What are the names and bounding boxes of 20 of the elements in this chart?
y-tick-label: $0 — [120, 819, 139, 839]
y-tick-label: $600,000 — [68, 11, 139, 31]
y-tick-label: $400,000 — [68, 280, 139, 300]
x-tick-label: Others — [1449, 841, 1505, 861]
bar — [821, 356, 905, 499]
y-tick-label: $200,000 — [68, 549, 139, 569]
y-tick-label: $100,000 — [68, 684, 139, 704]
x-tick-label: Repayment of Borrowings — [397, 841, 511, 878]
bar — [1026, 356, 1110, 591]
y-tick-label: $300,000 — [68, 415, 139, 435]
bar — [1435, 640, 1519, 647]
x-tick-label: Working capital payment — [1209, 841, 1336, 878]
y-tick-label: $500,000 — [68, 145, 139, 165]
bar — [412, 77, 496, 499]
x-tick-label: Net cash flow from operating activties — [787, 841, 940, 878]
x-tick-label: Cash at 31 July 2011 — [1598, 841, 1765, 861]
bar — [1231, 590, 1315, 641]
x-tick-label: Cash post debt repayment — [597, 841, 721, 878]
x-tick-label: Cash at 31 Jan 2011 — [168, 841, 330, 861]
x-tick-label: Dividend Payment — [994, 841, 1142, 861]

▶ [What you are asked to do] Reproduce every line of the records above without any changes.

▶ [Task answer]
What are the names and bounding boxes of 20 of the elements in this chart?
y-tick-label: $0 — [120, 819, 139, 839]
y-tick-label: $600,000 — [68, 11, 139, 31]
y-tick-label: $400,000 — [68, 280, 139, 300]
x-tick-label: Others — [1449, 841, 1505, 861]
bar — [821, 356, 905, 499]
y-tick-label: $200,000 — [68, 549, 139, 569]
y-tick-label: $100,000 — [68, 684, 139, 704]
x-tick-label: Repayment of Borrowings — [397, 841, 511, 878]
bar — [1026, 356, 1110, 591]
y-tick-label: $300,000 — [68, 415, 139, 435]
bar — [1435, 640, 1519, 647]
x-tick-label: Working capital payment — [1209, 841, 1336, 878]
y-tick-label: $500,000 — [68, 145, 139, 165]
bar — [412, 77, 496, 499]
x-tick-label: Net cash flow from operating activties — [787, 841, 940, 878]
x-tick-label: Cash at 31 July 2011 — [1598, 841, 1765, 861]
bar — [1231, 590, 1315, 641]
x-tick-label: Cash post debt repayment — [597, 841, 721, 878]
x-tick-label: Cash at 31 Jan 2011 — [168, 841, 330, 861]
x-tick-label: Dividend Payment — [994, 841, 1142, 861]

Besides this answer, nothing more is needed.